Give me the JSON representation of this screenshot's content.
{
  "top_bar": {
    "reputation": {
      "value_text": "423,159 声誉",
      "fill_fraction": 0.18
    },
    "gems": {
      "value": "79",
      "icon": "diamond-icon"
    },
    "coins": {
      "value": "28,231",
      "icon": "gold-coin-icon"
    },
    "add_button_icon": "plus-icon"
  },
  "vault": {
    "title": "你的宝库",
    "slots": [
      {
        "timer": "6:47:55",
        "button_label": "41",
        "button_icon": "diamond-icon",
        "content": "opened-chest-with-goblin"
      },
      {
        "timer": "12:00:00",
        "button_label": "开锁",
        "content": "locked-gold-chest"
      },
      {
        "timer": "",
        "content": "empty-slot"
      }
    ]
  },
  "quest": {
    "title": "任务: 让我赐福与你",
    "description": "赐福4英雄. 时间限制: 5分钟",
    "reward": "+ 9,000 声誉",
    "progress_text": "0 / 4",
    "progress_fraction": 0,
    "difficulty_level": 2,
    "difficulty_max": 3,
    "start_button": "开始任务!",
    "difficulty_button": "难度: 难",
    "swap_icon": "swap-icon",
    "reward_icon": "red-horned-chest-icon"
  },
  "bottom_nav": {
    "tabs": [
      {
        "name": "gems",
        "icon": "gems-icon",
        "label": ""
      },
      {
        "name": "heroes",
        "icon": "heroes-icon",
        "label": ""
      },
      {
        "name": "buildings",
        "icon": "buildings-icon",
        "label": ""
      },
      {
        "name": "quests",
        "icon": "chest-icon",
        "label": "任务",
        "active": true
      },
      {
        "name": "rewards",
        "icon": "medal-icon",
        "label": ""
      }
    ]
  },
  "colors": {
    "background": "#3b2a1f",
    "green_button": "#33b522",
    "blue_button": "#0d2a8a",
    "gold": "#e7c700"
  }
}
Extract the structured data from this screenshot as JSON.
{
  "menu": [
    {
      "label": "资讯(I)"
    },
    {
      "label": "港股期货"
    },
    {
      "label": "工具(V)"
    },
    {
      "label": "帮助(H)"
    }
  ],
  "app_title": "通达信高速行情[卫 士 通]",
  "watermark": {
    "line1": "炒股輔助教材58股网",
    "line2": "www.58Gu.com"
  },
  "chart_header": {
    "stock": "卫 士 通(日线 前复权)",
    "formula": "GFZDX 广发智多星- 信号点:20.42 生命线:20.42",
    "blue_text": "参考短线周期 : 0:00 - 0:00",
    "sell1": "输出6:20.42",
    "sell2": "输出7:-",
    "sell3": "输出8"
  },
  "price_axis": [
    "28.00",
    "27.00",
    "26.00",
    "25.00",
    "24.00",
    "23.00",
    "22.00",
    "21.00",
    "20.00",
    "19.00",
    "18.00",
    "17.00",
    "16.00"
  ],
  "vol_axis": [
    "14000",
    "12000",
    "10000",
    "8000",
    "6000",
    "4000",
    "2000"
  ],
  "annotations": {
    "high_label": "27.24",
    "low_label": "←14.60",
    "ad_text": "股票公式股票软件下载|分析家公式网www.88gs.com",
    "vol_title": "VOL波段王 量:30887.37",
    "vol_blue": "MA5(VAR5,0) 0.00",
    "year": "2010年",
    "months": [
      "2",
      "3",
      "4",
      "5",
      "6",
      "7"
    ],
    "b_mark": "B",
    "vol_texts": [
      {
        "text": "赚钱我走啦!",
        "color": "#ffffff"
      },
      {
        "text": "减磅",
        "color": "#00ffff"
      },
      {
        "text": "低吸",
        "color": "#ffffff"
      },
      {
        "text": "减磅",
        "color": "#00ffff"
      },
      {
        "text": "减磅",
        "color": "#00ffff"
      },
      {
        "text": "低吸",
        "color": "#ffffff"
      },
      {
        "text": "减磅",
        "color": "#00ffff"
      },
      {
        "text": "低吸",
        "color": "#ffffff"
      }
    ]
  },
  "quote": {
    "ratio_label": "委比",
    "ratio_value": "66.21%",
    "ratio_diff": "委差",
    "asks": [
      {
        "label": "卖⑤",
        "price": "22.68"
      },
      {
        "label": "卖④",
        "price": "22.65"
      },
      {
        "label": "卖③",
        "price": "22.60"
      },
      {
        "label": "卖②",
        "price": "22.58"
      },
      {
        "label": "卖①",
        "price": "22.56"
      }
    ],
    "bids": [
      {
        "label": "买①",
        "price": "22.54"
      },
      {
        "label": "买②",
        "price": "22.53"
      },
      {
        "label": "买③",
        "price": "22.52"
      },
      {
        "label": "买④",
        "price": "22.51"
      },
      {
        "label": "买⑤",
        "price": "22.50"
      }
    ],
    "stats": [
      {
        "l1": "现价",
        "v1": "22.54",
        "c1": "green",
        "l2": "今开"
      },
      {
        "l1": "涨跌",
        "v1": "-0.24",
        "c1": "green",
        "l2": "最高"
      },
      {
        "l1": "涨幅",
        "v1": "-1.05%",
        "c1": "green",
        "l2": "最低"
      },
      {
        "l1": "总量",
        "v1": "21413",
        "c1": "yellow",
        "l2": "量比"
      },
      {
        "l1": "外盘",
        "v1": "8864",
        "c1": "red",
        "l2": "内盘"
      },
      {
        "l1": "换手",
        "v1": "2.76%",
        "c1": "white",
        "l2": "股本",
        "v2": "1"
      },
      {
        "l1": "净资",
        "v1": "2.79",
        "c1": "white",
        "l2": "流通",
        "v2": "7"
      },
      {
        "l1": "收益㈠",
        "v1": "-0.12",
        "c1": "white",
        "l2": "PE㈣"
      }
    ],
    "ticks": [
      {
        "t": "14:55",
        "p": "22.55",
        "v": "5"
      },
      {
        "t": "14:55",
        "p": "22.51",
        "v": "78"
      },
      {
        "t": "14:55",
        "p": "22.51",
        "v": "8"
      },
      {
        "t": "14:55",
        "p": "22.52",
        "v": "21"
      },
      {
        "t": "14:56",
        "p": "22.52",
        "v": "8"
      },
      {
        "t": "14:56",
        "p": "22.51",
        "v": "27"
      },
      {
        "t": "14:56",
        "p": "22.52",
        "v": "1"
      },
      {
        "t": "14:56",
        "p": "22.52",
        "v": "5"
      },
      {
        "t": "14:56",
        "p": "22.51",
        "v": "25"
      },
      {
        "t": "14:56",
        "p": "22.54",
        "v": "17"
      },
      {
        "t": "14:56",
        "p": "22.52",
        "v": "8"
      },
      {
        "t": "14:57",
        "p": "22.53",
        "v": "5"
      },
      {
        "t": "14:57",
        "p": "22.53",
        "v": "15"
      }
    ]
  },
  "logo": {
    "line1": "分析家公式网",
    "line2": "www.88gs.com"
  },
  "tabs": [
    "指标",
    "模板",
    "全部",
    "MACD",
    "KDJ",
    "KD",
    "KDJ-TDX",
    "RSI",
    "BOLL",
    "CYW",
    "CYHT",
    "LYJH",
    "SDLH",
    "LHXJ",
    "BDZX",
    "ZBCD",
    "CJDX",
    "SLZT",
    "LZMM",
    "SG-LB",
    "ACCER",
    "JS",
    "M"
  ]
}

═══

### EXERCISE
Go through the preceding material and copy each line that has the word "buildings".

### THE RESULT
        "name": "buildings",
        "icon": "buildings-icon",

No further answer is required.